Data items:
- - - - - - -

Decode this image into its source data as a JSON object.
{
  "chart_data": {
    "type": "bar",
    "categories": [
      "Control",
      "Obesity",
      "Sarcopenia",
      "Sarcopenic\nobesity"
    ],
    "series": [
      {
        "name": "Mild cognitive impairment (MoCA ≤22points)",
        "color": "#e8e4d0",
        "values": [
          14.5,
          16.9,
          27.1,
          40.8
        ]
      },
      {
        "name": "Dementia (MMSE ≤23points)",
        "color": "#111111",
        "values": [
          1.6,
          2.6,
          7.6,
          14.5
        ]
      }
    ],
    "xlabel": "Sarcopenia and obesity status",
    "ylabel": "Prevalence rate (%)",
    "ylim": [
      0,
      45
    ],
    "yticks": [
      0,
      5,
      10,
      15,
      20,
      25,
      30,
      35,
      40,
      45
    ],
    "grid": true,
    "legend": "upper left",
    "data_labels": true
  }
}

- - - - - - -

Please quote the records above exactly, without skipping a line.

Output below:
Decode this image into its source data as a JSON object.
{
  "chart_data": {
    "type": "bar",
    "categories": [
      "Control",
      "Obesity",
      "Sarcopenia",
      "Sarcopenic\nobesity"
    ],
    "series": [
      {
        "name": "Mild cognitive impairment (MoCA ≤22points)",
        "color": "#e8e4d0",
        "values": [
          14.5,
          16.9,
          27.1,
          40.8
        ]
      },
      {
        "name": "Dementia (MMSE ≤23points)",
        "color": "#111111",
        "values": [
          1.6,
          2.6,
          7.6,
          14.5
        ]
      }
    ],
    "xlabel": "Sarcopenia and obesity status",
    "ylabel": "Prevalence rate (%)",
    "ylim": [
      0,
      45
    ],
    "yticks": [
      0,
      5,
      10,
      15,
      20,
      25,
      30,
      35,
      40,
      45
    ],
    "grid": true,
    "legend": "upper left",
    "data_labels": true
  }
}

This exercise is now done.